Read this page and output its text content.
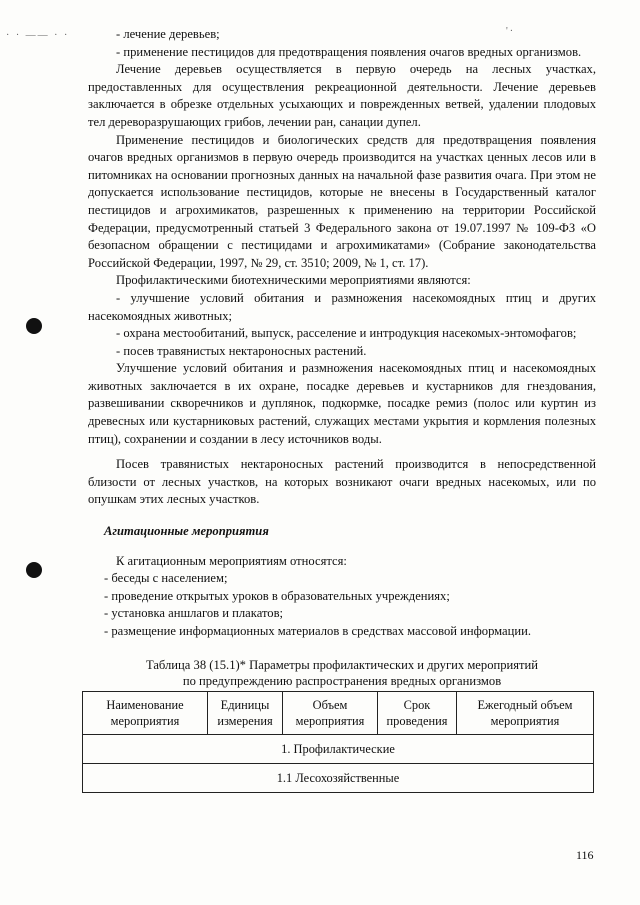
· · —— · ·	'·

- лечение деревьев;

- применение пестицидов для предотвращения появления очагов вредных организмов.

Лечение деревьев осуществляется в первую очередь на лесных участках, предоставленных для осуществления рекреационной деятельности. Лечение деревьев заключается в обрезке отдельных усыхающих и поврежденных ветвей, удалении плодовых тел дереворазрушающих грибов, лечении ран, санации дупел.

Применение пестицидов и биологических средств для предотвращения появления очагов вредных организмов в первую очередь производится на участках ценных лесов или в питомниках на основании прогнозных данных на начальной фазе развития очага. При этом не допускается использование пестицидов, которые не внесены в Государственный каталог пестицидов и агрохимикатов, разрешенных к применению на территории Российской Федерации, предусмотренный статьей 3 Федерального закона от 19.07.1997 № 109-ФЗ «О безопасном обращении с пестицидами и агрохимикатами» (Собрание законодательства Российской Федерации, 1997, № 29, ст. 3510; 2009, № 1, ст. 17).

Профилактическими биотехническими мероприятиями являются:

- улучшение условий обитания и размножения насекомоядных птиц и других насекомоядных животных;

- охрана местообитаний, выпуск, расселение и интродукция насекомых-энтомофагов;

- посев травянистых нектароносных растений.

Улучшение условий обитания и размножения насекомоядных птиц и насекомоядных животных заключается в их охране, посадке деревьев и кустарников для гнездования, развешивании скворечников и дуплянок, подкормке, посадке ремиз (полос или куртин из древесных или кустарниковых растений, служащих местами укрытия и кормления полезных птиц), сохранении и создании в лесу источников воды.

Посев травянистых нектароносных растений производится в непосредственной близости от лесных участков, на которых возникают очаги вредных насекомых, или по опушкам этих лесных участков.

Агитационные мероприятия

К агитационным мероприятиям относятся:

- беседы с населением;

- проведение открытых уроков в образовательных учреждениях;

- установка аншлагов и плакатов;

- размещение информационных материалов в средствах массовой информации.

Таблица 38 (15.1)* Параметры профилактических и других мероприятий
по предупреждению распространения вредных организмов
Наименование мероприятия	Единицы измерения	Объем мероприятия	Срок проведения	Ежегодный объем мероприятия
1. Профилактические
1.1 Лесохозяйственные
116
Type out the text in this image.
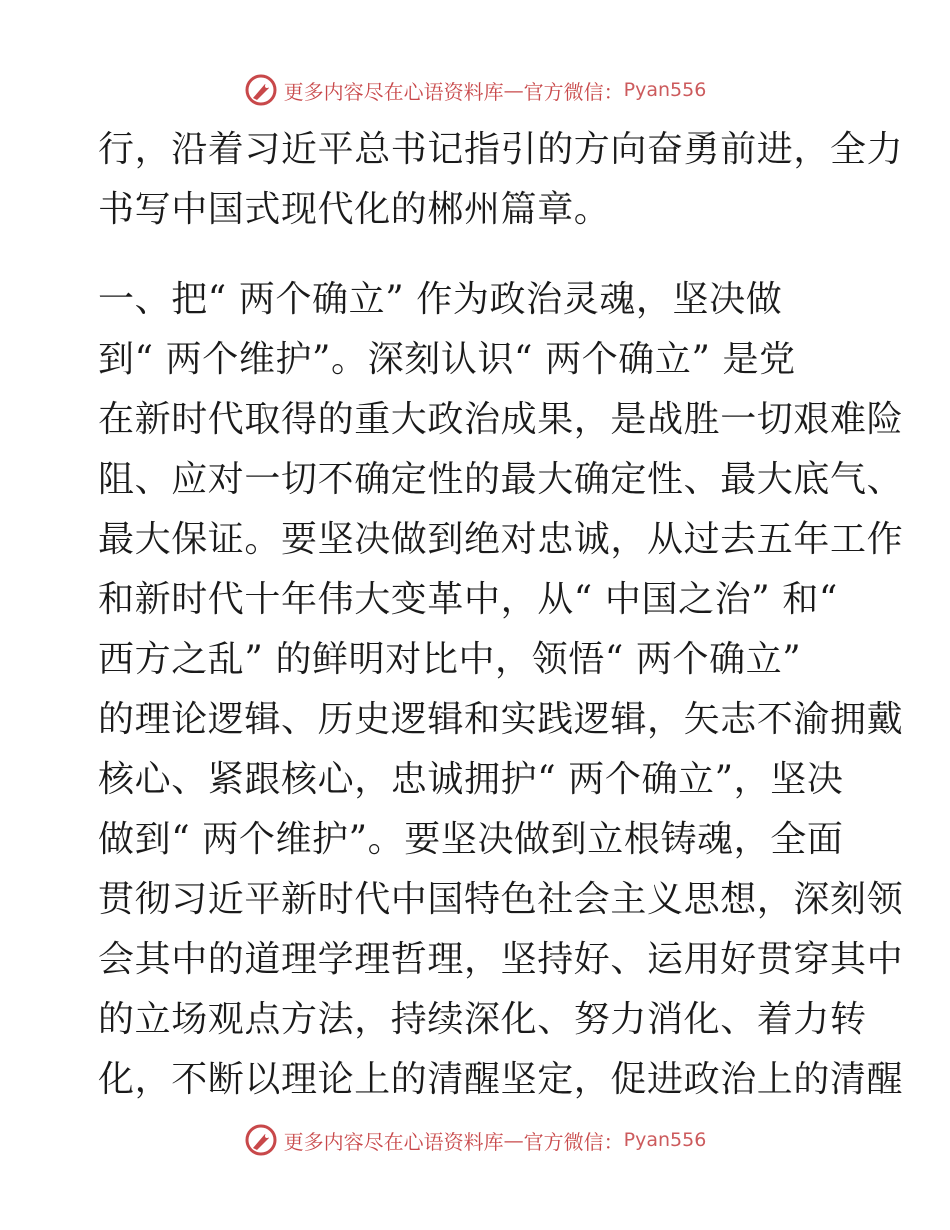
更多内容尽在心语资料库 — 官方微信： Pyan556
行，沿着习近平总书记指引的方向奋勇前进，全力
书写中国式现代化的郴州篇章。
一、把“ 两个确立” 作为政治灵魂，坚决做
到“ 两个维护”。深刻认识“ 两个确立” 是党
在新时代取得的重大政治成果，是战胜一切艰难险
阻、应对一切不确定性的最大确定性、最大底气、
最大保证。要坚决做到绝对忠诚，从过去五年工作
和新时代十年伟大变革中，从“ 中国之治” 和“
西方之乱” 的鲜明对比中，领悟“ 两个确立”
的理论逻辑、历史逻辑和实践逻辑，矢志不渝拥戴
核心、紧跟核心，忠诚拥护“ 两个确立”，坚决
做到“ 两个维护”。要坚决做到立根铸魂，全面
贯彻习近平新时代中国特色社会主义思想，深刻领
会其中的道理学理哲理，坚持好、运用好贯穿其中
的立场观点方法，持续深化、努力消化、着力转
化，不断以理论上的清醒坚定，促进政治上的清醒
更多内容尽在心语资料库 — 官方微信： Pyan556
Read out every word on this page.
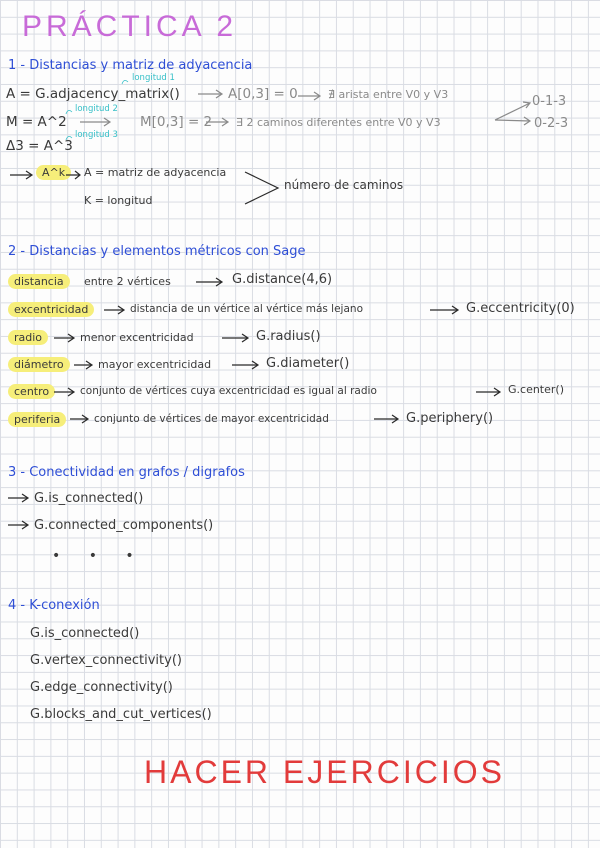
PRÁCTICA 2
1 - Distancias y matriz de adyacencia
longitud 1
A = G.adjacency_matrix()	A[0,3] = 0	∄ arista entre V0 y V3
longitud 2
M = A^2	M[0,3] = 2 ∃ 2 caminos diferentes entre V0 y V3
0-1-3
0-2-3
longitud 3
Δ3 = A^3
A^k	A = matriz de adyacencia
K = longitud
número de caminos
2 - Distancias y elementos métricos con Sage
distancia	entre 2 vértices	G.distance(4,6)
excentricidad	distancia de un vértice al vértice más lejano	G.eccentricity(0)
radio	menor excentricidad	G.radius()
diámetro	mayor excentricidad	G.diameter()
centro	conjunto de vértices cuya excentricidad es igual al radio	G.center()
periferia	conjunto de vértices de mayor excentricidad	G.periphery()
3 - Conectividad en grafos / digrafos
G.is_connected()
G.connected_components()
• • •
4 - K-conexión
G.is_connected()
G.vertex_connectivity()
G.edge_connectivity()
G.blocks_and_cut_vertices()
HACER EJERCICIOS
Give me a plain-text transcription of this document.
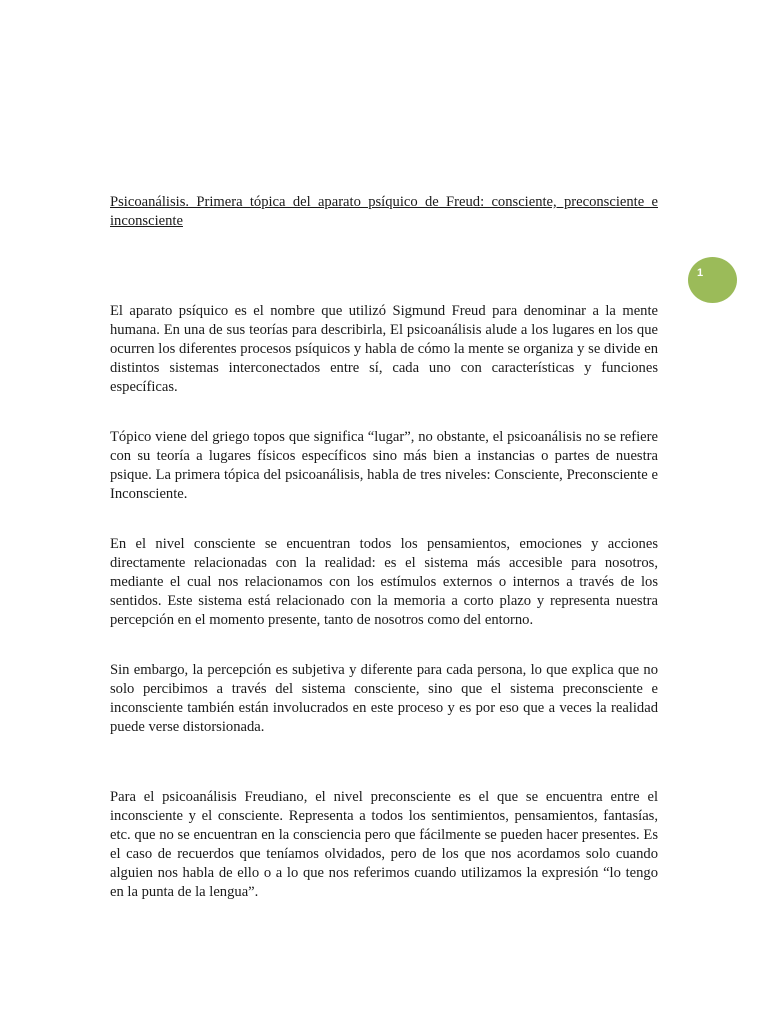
Psicoanálisis. Primera tópica del aparato psíquico de Freud: consciente, preconsciente e inconsciente

El aparato psíquico es el nombre que utilizó Sigmund Freud para denominar a la mente humana. En una de sus teorías para describirla, El psicoanálisis alude a los lugares en los que ocurren los diferentes procesos psíquicos y habla de cómo la mente se organiza y se divide en distintos sistemas interconectados entre sí, cada uno con características y funciones específicas.

Tópico viene del griego topos que significa “lugar”, no obstante, el psicoanálisis no se refiere con su teoría a lugares físicos específicos sino más bien a instancias o partes de nuestra psique. La primera tópica del psicoanálisis, habla de tres niveles: Consciente, Preconsciente e Inconsciente.

En el nivel consciente se encuentran todos los pensamientos, emociones y acciones directamente relacionadas con la realidad: es el sistema más accesible para nosotros, mediante el cual nos relacionamos con los estímulos externos o internos a través de los sentidos. Este sistema está relacionado con la memoria a corto plazo y representa nuestra percepción en el momento presente, tanto de nosotros como del entorno.

Sin embargo, la percepción es subjetiva y diferente para cada persona, lo que explica que no solo percibimos a través del sistema consciente, sino que el sistema preconsciente e inconsciente también están involucrados en este proceso y es por eso que a veces la realidad puede verse distorsionada.

Para el psicoanálisis Freudiano, el nivel preconsciente es el que se encuentra entre el inconsciente y el consciente. Representa a todos los sentimientos, pensamientos, fantasías, etc. que no se encuentran en la consciencia pero que fácilmente se pueden hacer presentes. Es el caso de recuerdos que teníamos olvidados, pero de los que nos acordamos solo cuando alguien nos habla de ello o a lo que nos referimos cuando utilizamos la expresión “lo tengo en la punta de la lengua”.

1
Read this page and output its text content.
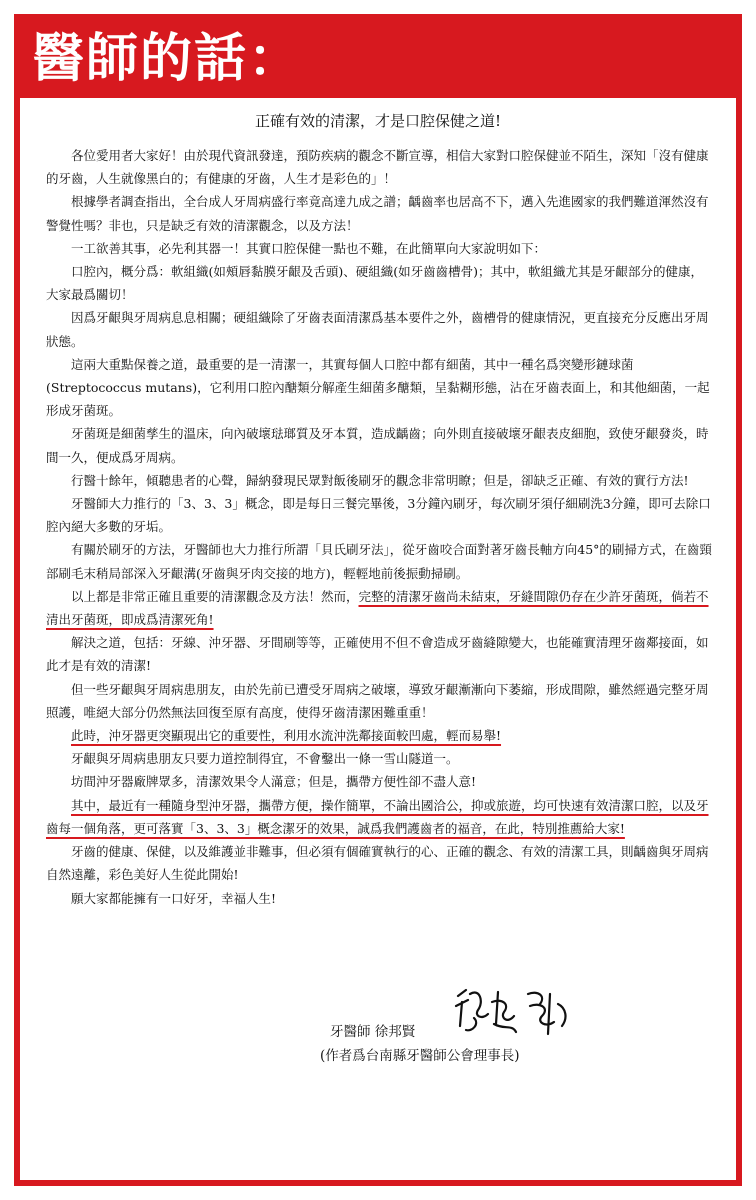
醫師的話：
正確有效的清潔，才是口腔保健之道!

各位愛用者大家好！由於現代資訊發達，預防疾病的觀念不斷宣導，相信大家對口腔保健並不陌生，深知「沒有健康的牙齒，人生就像黑白的；有健康的牙齒，人生才是彩色的」！

根據學者調查指出，全台成人牙周病盛行率竟高達九成之譜；齲齒率也居高不下，邁入先進國家的我們難道渾然沒有警覺性嗎？非也，只是缺乏有效的清潔觀念，以及方法！

一工欲善其事，必先利其器一！其實口腔保健一點也不難，在此簡單向大家說明如下：

口腔內，概分爲：軟組織(如頰唇黏膜牙齦及舌頭)、硬組織(如牙齒齒槽骨)；其中，軟組織尤其是牙齦部分的健康，大家最爲關切！

因爲牙齦與牙周病息息相關；硬組織除了牙齒表面清潔爲基本要件之外，齒槽骨的健康情況，更直接充分反應出牙周狀態。

這兩大重點保養之道，最重要的是一清潔一，其實每個人口腔中都有細菌，其中一種名爲突變形鏈球菌(Streptococcus mutans)，它利用口腔內醣類分解產生細菌多醣類，呈黏糊形態，沾在牙齒表面上，和其他細菌，一起形成牙菌斑。

牙菌斑是細菌孳生的溫床，向內破壞琺瑯質及牙本質，造成齲齒；向外則直接破壞牙齦表皮細胞，致使牙齦發炎，時間一久，便成爲牙周病。

行醫十餘年，傾聽患者的心聲，歸納發現民眾對飯後刷牙的觀念非常明瞭；但是，卻缺乏正確、有效的實行方法!

牙醫師大力推行的「3、3、3」概念，即是每日三餐完畢後，3分鐘內刷牙，每次刷牙須仔細刷洗3分鐘，即可去除口腔內絕大多數的牙垢。

有關於刷牙的方法，牙醫師也大力推行所謂「貝氏刷牙法」，從牙齒咬合面對著牙齒長軸方向45°的刷掃方式，在齒頸部刷毛末稍局部深入牙齦溝(牙齒與牙肉交接的地方)，輕輕地前後振動掃刷。

以上都是非常正確且重要的清潔觀念及方法！然而，完整的清潔牙齒尚未結束，牙縫間隙仍存在少許牙菌斑，倘若不清出牙菌斑，即成爲清潔死角!

解決之道，包括：牙線、沖牙器、牙間刷等等，正確使用不但不會造成牙齒縫隙變大，也能確實清理牙齒鄰接面，如此才是有效的清潔!

但一些牙齦與牙周病患朋友，由於先前已遭受牙周病之破壞，導致牙齦漸漸向下萎縮，形成間隙，雖然經過完整牙周照護，唯絕大部分仍然無法回復至原有高度，使得牙齒清潔困難重重！

此時，沖牙器更突顯現出它的重要性，利用水流沖洗鄰接面較凹處，輕而易舉!

牙齦與牙周病患朋友只要力道控制得宜，不會鑿出一條一雪山隧道一。

坊間沖牙器廠牌眾多，清潔效果令人滿意；但是，攜帶方便性卻不盡人意!

其中，最近有一種隨身型沖牙器，攜帶方便，操作簡單，不論出國洽公，抑或旅遊，均可快速有效清潔口腔，以及牙齒每一個角落，更可落實「3、3、3」概念潔牙的效果，誠爲我們護齒者的福音，在此，特別推薦給大家!

牙齒的健康、保健，以及維護並非難事，但必須有個確實執行的心、正確的觀念、有效的清潔工具，則齲齒與牙周病自然遠離，彩色美好人生從此開始!

願大家都能擁有一口好牙，幸福人生!

牙醫師 徐邦賢
(作者爲台南縣牙醫師公會理事長)
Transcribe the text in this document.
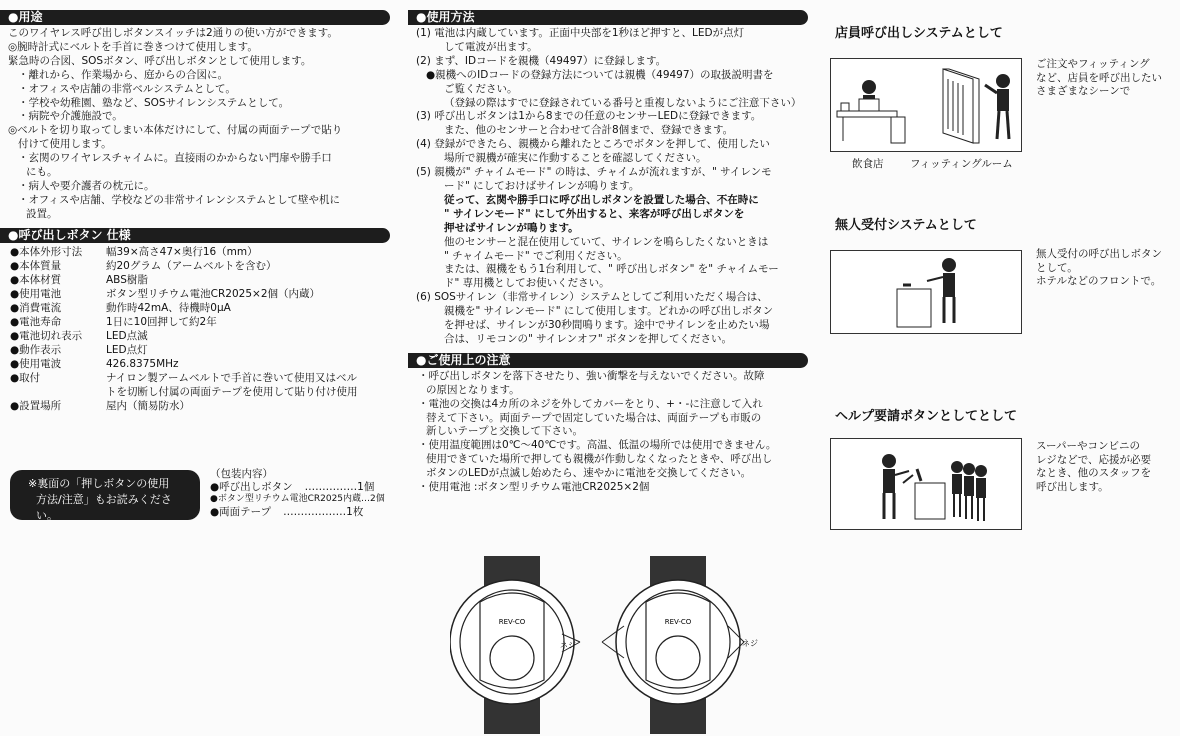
●用途

このワイヤレス呼び出しボタンスイッチは2通りの使い方ができます。

◎腕時計式にベルトを手首に巻きつけて使用します。

緊急時の合図、SOSボタン、呼び出しボタンとして使用します。

・離れから、作業場から、庭からの合図に。

・オフィスや店舗の非常ベルシステムとして。

・学校や幼稚園、塾など、SOSサイレンシステムとして。

・病院や介護施設で。

◎ベルトを切り取ってしまい本体だけにして、付属の両面テープで貼り

付けて使用します。

・玄関のワイヤレスチャイムに。直接雨のかからない門扉や勝手口

にも。

・病人や要介護者の枕元に。

・オフィスや店舗、学校などの非常サイレンシステムとして壁や机に

設置。

●呼び出しボタン 仕様
●本体外形寸法	幅39×高さ47×奥行16（mm）
●本体質量	約20グラム（アームベルトを含む）
●本体材質	ABS樹脂
●使用電池	ボタン型リチウム電池CR2025×2個（内蔵）
●消費電流	動作時42mA、待機時0μA
●電池寿命	1日に10回押して約2年
●電池切れ表示	LED点滅
●動作表示	LED点灯
●使用電波	426.8375MHz
●取付	ナイロン製アームベルトで手首に巻いて使用又はベル
トを切断し付属の両面テープを使用して貼り付け使用
●設置場所	屋内（簡易防水）
※裏面の「押しボタンの使用
方法/注意」もお読みください。
（包装内容）
●呼び出しボタン ……………1個
●ボタン型リチウム電池CR2025内蔵 …2個
●両面テープ ………………1枚
●使用方法

(1) 電池は内蔵しています。正面中央部を1秒ほど押すと、LEDが点灯

して電波が出ます。

(2) まず、IDコードを親機（49497）に登録します。

●親機へのIDコードの登録方法については親機（49497）の取扱説明書を

ご覧ください。

（登録の際はすでに登録されている番号と重複しないようにご注意下さい）

(3) 呼び出しボタンは1から8までの任意のセンサーLEDに登録できます。

また、他のセンサーと合わせて合計8個まで、登録できます。

(4) 登録ができたら、親機から離れたところでボタンを押して、使用したい

場所で親機が確実に作動することを確認してください。

(5) 親機が" チャイムモード" の時は、チャイムが流れますが、" サイレンモ

ード" にしておけばサイレンが鳴ります。

従って、玄関や勝手口に呼び出しボタンを設置した場合、不在時に

" サイレンモード" にして外出すると、来客が呼び出しボタンを

押せばサイレンが鳴ります。

他のセンサーと混在使用していて、サイレンを鳴らしたくないときは

" チャイムモード" でご利用ください。

または、親機をもう1台利用して、" 呼び出しボタン" を" チャイムモー

ド" 専用機としてお使いください。

(6) SOSサイレン（非常サイレン）システムとしてご利用いただく場合は、

親機を" サイレンモード" にして使用します。どれかの呼び出しボタン

を押せば、サイレンが30秒間鳴ります。途中でサイレンを止めたい場

合は、リモコンの" サイレンオフ" ボタンを押してください。

●ご使用上の注意

・呼び出しボタンを落下させたり、強い衝撃を与えないでください。故障

の原因となります。

・電池の交換は4カ所のネジを外してカバーをとり、+・-に注意して入れ

替えて下さい。両面テープで固定していた場合は、両面テープも市販の

新しいテープと交換して下さい。

・使用温度範囲は0℃〜40℃です。高温、低温の場所では使用できません。

使用できていた場所で押しても親機が作動しなくなったときや、呼び出し

ボタンのLEDが点滅し始めたら、速やかに電池を交換してください。

・使用電池 :ボタン型リチウム電池CR2025×2個

REV-CO
ネジ
REV-CO
ネジ
店員呼び出しシステムとして
飲食店	フィッティングルーム
ご注文やフィッティング
など、店員を呼び出したい
さまざまなシーンで
無人受付システムとして
無人受付の呼び出しボタン
として。
ホテルなどのフロントで。
ヘルプ要請ボタンとしてとして
スーパーやコンビニの
レジなどで、応援が必要
なとき、他のスタッフを
呼び出します。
◇ ◇ ◇ ◇ ◇ ◇ ◇
What is being asked —
Report every line containing the word "нектароносных" from the listing above.

Response below —
- посев травянистых нектароносных растений.
Посев травянистых нектароносных растений производится в непосредственной близости от лесных участков, на которых возникают очаги вредных насекомых, или по опушкам этих лесных участков.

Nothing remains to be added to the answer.